(Dataset records on visual material)
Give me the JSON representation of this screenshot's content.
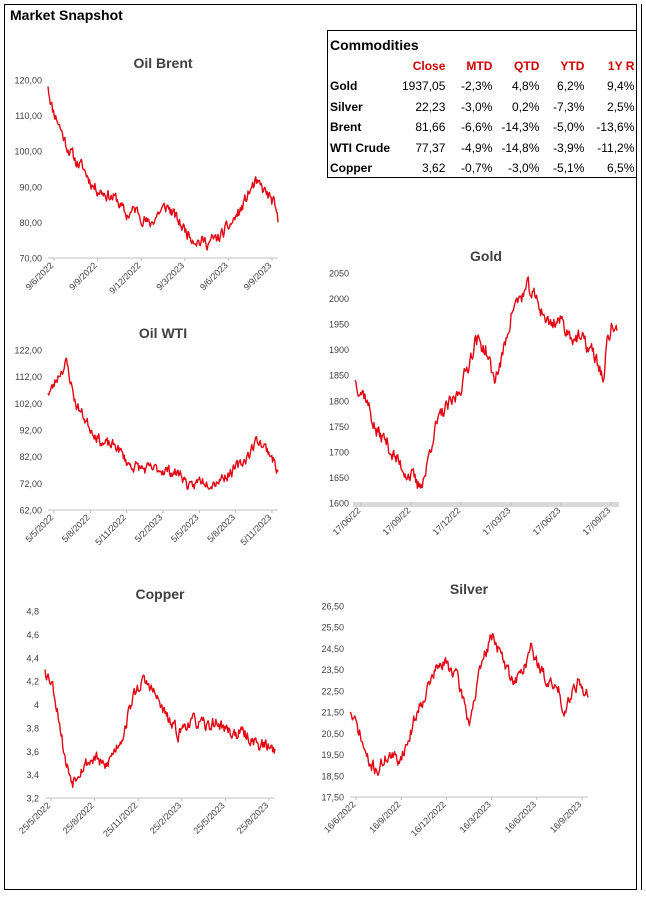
{
  "page": {
    "title": "Market Snapshot"
  },
  "table": {
    "title": "Commodities",
    "headers": [
      "Close",
      "MTD",
      "QTD",
      "YTD",
      "1Y R"
    ],
    "rows": [
      {
        "name": "Gold",
        "values": [
          "1937,05",
          "-2,3%",
          "4,8%",
          "6,2%",
          "9,4%"
        ]
      },
      {
        "name": "Silver",
        "values": [
          "22,23",
          "-3,0%",
          "0,2%",
          "-7,3%",
          "2,5%"
        ]
      },
      {
        "name": "Brent",
        "values": [
          "81,66",
          "-6,6%",
          "-14,3%",
          "-5,0%",
          "-13,6%"
        ]
      },
      {
        "name": "WTI Crude",
        "values": [
          "77,37",
          "-4,9%",
          "-14,8%",
          "-3,9%",
          "-11,2%"
        ]
      },
      {
        "name": "Copper",
        "values": [
          "3,62",
          "-0,7%",
          "-3,0%",
          "-5,1%",
          "6,5%"
        ]
      }
    ]
  },
  "colors": {
    "line": "#e30613",
    "header": "#d40000",
    "axis": "#404040",
    "band": "#d9d9d9"
  },
  "chart_data": [
    {
      "id": "brent",
      "type": "line",
      "title": "Oil Brent",
      "ylim": [
        70,
        125
      ],
      "yticks": [
        "70,00",
        "80,00",
        "90,00",
        "100,00",
        "110,00",
        "120,00"
      ],
      "xticks": [
        "9/6/2022",
        "9/9/2022",
        "9/12/2022",
        "9/3/2023",
        "9/6/2023",
        "9/9/2023"
      ],
      "anchors": [
        [
          0,
          123
        ],
        [
          0.02,
          116
        ],
        [
          0.04,
          113
        ],
        [
          0.08,
          105
        ],
        [
          0.12,
          100
        ],
        [
          0.15,
          98
        ],
        [
          0.2,
          92
        ],
        [
          0.25,
          90
        ],
        [
          0.3,
          88
        ],
        [
          0.34,
          83
        ],
        [
          0.38,
          85
        ],
        [
          0.42,
          82
        ],
        [
          0.44,
          80
        ],
        [
          0.48,
          84
        ],
        [
          0.52,
          86
        ],
        [
          0.55,
          83
        ],
        [
          0.58,
          80
        ],
        [
          0.62,
          77
        ],
        [
          0.66,
          75
        ],
        [
          0.7,
          75
        ],
        [
          0.74,
          76
        ],
        [
          0.78,
          79
        ],
        [
          0.82,
          83
        ],
        [
          0.84,
          85
        ],
        [
          0.86,
          88
        ],
        [
          0.88,
          91
        ],
        [
          0.9,
          93
        ],
        [
          0.92,
          92
        ],
        [
          0.95,
          90
        ],
        [
          0.98,
          87
        ],
        [
          1,
          81
        ]
      ],
      "seed": 11,
      "n": 300
    },
    {
      "id": "wti",
      "type": "line",
      "title": "Oil WTI",
      "ylim": [
        62,
        125
      ],
      "yticks": [
        "62,00",
        "72,00",
        "82,00",
        "92,00",
        "102,00",
        "112,00",
        "122,00"
      ],
      "xticks": [
        "5/5/2022",
        "5/8/2022",
        "5/11/2022",
        "5/2/2023",
        "5/5/2023",
        "5/8/2023",
        "5/11/2023"
      ],
      "anchors": [
        [
          0,
          108
        ],
        [
          0.02,
          110
        ],
        [
          0.05,
          116
        ],
        [
          0.08,
          120
        ],
        [
          0.12,
          104
        ],
        [
          0.18,
          95
        ],
        [
          0.24,
          88
        ],
        [
          0.3,
          87
        ],
        [
          0.35,
          80
        ],
        [
          0.42,
          78
        ],
        [
          0.5,
          78
        ],
        [
          0.58,
          76
        ],
        [
          0.62,
          70
        ],
        [
          0.66,
          74
        ],
        [
          0.72,
          73
        ],
        [
          0.78,
          76
        ],
        [
          0.84,
          80
        ],
        [
          0.88,
          85
        ],
        [
          0.91,
          90
        ],
        [
          0.94,
          87
        ],
        [
          0.97,
          84
        ],
        [
          1,
          77
        ]
      ],
      "seed": 23,
      "n": 300
    },
    {
      "id": "gold",
      "type": "line",
      "title": "Gold",
      "ylim": [
        1600,
        2050
      ],
      "yticks": [
        "1600",
        "1650",
        "1700",
        "1750",
        "1800",
        "1850",
        "1900",
        "1950",
        "2000",
        "2050"
      ],
      "xticks": [
        "17/06/22",
        "17/09/22",
        "17/12/22",
        "17/03/23",
        "17/06/23",
        "17/09/23"
      ],
      "anchors": [
        [
          0,
          1840
        ],
        [
          0.04,
          1810
        ],
        [
          0.08,
          1740
        ],
        [
          0.12,
          1720
        ],
        [
          0.15,
          1690
        ],
        [
          0.18,
          1670
        ],
        [
          0.2,
          1660
        ],
        [
          0.22,
          1650
        ],
        [
          0.24,
          1630
        ],
        [
          0.27,
          1660
        ],
        [
          0.3,
          1740
        ],
        [
          0.34,
          1780
        ],
        [
          0.38,
          1800
        ],
        [
          0.42,
          1850
        ],
        [
          0.46,
          1920
        ],
        [
          0.5,
          1900
        ],
        [
          0.53,
          1840
        ],
        [
          0.56,
          1880
        ],
        [
          0.6,
          1980
        ],
        [
          0.63,
          2000
        ],
        [
          0.66,
          2020
        ],
        [
          0.7,
          1990
        ],
        [
          0.74,
          1950
        ],
        [
          0.78,
          1960
        ],
        [
          0.82,
          1930
        ],
        [
          0.86,
          1920
        ],
        [
          0.9,
          1900
        ],
        [
          0.93,
          1870
        ],
        [
          0.95,
          1840
        ],
        [
          0.96,
          1900
        ],
        [
          0.98,
          1950
        ],
        [
          1,
          1937
        ]
      ],
      "seed": 37,
      "n": 320
    },
    {
      "id": "copper",
      "type": "line",
      "title": "Copper",
      "ylim": [
        3.2,
        4.8
      ],
      "yticks": [
        "3,2",
        "3,4",
        "3,6",
        "3,8",
        "4",
        "4,2",
        "4,4",
        "4,6",
        "4,8"
      ],
      "xticks": [
        "25/5/2022",
        "25/8/2022",
        "25/11/2022",
        "25/2/2023",
        "25/5/2023",
        "25/8/2023"
      ],
      "anchors": [
        [
          0,
          4.3
        ],
        [
          0.03,
          4.2
        ],
        [
          0.06,
          3.9
        ],
        [
          0.09,
          3.5
        ],
        [
          0.12,
          3.35
        ],
        [
          0.15,
          3.45
        ],
        [
          0.18,
          3.5
        ],
        [
          0.22,
          3.55
        ],
        [
          0.26,
          3.45
        ],
        [
          0.3,
          3.6
        ],
        [
          0.34,
          3.75
        ],
        [
          0.38,
          4.05
        ],
        [
          0.42,
          4.2
        ],
        [
          0.46,
          4.15
        ],
        [
          0.5,
          4.0
        ],
        [
          0.54,
          3.85
        ],
        [
          0.58,
          3.75
        ],
        [
          0.62,
          3.85
        ],
        [
          0.66,
          3.85
        ],
        [
          0.7,
          3.8
        ],
        [
          0.74,
          3.85
        ],
        [
          0.78,
          3.8
        ],
        [
          0.82,
          3.75
        ],
        [
          0.86,
          3.75
        ],
        [
          0.9,
          3.7
        ],
        [
          0.94,
          3.65
        ],
        [
          1,
          3.62
        ]
      ],
      "seed": 53,
      "n": 300
    },
    {
      "id": "silver",
      "type": "line",
      "title": "Silver",
      "ylim": [
        17.5,
        26.5
      ],
      "yticks": [
        "17,50",
        "18,50",
        "19,50",
        "20,50",
        "21,50",
        "22,50",
        "23,50",
        "24,50",
        "25,50",
        "26,50"
      ],
      "xticks": [
        "16/6/2022",
        "16/9/2022",
        "16/12/2022",
        "16/3/2023",
        "16/6/2023",
        "16/9/2023"
      ],
      "anchors": [
        [
          0,
          21.5
        ],
        [
          0.04,
          20.5
        ],
        [
          0.08,
          19
        ],
        [
          0.12,
          18.8
        ],
        [
          0.16,
          19.5
        ],
        [
          0.2,
          19.2
        ],
        [
          0.24,
          20
        ],
        [
          0.28,
          21.5
        ],
        [
          0.32,
          22.5
        ],
        [
          0.36,
          23.5
        ],
        [
          0.4,
          23.8
        ],
        [
          0.44,
          23.4
        ],
        [
          0.48,
          22
        ],
        [
          0.5,
          21
        ],
        [
          0.53,
          22.5
        ],
        [
          0.56,
          24
        ],
        [
          0.6,
          25.2
        ],
        [
          0.64,
          24
        ],
        [
          0.68,
          23
        ],
        [
          0.72,
          23.3
        ],
        [
          0.76,
          24.5
        ],
        [
          0.8,
          23.5
        ],
        [
          0.84,
          22.8
        ],
        [
          0.88,
          22.5
        ],
        [
          0.9,
          21.5
        ],
        [
          0.93,
          22.5
        ],
        [
          0.96,
          23
        ],
        [
          1,
          22.2
        ]
      ],
      "seed": 71,
      "n": 300
    }
  ]
}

SET TASK -> Which lines in the records above contain the string "name"? Copy each one.

WRITTEN REPLY ->
        "name": "Gold",
        "name": "Silver",
        "name": "Brent",
        "name": "WTI Crude",
        "name": "Copper",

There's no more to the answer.